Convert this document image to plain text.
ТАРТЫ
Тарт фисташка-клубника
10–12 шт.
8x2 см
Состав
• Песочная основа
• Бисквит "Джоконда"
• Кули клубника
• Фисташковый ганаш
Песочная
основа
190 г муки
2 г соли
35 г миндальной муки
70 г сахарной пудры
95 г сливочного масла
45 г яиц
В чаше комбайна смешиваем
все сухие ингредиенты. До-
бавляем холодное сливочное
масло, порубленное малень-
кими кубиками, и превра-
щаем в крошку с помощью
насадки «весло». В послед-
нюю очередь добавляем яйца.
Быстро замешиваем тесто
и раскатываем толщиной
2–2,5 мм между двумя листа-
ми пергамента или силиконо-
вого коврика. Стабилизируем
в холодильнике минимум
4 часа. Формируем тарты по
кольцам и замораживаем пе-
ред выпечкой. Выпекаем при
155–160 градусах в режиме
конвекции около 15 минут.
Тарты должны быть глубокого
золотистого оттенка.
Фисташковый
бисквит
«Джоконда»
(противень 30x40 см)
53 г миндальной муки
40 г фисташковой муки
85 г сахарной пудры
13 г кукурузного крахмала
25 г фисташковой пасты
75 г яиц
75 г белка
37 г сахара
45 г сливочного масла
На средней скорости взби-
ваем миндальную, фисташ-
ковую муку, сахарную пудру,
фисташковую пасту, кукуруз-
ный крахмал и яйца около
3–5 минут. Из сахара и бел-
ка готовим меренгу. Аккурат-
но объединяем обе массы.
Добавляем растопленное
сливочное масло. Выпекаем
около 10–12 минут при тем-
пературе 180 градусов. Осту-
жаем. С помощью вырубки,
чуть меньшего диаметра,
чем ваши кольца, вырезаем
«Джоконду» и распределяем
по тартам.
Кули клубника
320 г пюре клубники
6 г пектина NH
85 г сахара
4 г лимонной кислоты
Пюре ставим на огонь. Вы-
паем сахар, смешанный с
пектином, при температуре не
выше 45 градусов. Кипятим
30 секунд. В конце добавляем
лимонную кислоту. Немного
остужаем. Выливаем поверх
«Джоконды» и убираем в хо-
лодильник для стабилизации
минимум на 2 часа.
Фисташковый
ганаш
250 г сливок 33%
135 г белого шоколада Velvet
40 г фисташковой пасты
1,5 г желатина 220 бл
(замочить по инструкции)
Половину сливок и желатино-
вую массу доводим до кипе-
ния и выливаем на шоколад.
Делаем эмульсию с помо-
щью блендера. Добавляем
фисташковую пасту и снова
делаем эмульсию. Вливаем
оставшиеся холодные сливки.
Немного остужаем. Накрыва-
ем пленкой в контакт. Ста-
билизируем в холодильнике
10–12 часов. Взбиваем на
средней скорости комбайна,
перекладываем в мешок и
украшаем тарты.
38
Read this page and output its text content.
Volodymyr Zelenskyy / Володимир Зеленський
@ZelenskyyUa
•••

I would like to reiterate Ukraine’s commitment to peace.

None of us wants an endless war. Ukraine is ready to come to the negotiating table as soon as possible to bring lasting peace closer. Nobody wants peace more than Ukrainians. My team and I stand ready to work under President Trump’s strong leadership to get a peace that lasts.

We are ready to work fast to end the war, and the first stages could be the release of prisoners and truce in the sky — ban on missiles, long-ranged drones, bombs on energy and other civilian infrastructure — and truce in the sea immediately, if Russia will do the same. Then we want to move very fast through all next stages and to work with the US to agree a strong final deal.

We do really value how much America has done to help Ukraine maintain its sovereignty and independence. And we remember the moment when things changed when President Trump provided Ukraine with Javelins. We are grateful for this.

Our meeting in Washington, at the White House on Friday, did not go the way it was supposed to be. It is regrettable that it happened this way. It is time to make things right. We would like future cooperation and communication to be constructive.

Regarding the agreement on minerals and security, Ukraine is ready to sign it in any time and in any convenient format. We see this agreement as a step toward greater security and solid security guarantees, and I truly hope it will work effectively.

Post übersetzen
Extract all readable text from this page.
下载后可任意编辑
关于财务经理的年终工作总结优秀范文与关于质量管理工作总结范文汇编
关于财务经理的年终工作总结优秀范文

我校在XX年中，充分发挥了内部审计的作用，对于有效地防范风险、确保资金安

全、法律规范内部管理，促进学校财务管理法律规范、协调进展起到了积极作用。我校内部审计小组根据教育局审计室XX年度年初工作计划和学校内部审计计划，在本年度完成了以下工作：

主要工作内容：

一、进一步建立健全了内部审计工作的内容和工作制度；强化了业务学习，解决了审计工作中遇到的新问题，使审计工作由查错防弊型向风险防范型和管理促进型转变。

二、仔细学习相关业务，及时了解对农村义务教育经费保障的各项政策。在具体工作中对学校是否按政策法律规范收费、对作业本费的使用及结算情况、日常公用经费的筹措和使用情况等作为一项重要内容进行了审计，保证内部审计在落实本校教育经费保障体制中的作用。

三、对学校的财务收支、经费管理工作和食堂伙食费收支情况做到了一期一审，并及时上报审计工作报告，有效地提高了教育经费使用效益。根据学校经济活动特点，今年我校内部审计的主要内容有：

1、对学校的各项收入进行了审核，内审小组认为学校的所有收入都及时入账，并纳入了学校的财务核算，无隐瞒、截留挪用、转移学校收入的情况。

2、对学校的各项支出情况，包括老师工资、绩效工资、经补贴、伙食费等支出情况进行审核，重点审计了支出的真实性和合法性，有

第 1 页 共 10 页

------------------------------

DIRECTIVE:
Where a line in the entries holds "would", copy that line.

TASK RESPONSE:
I would like to reiterate Ukraine’s commitment to peace.
Our meeting in Washington, at the White House on Friday, did not go the way it was supposed to be. It is regrettable that it happened this way. It is time to make things right. We would like future cooperation and communication to be constructive.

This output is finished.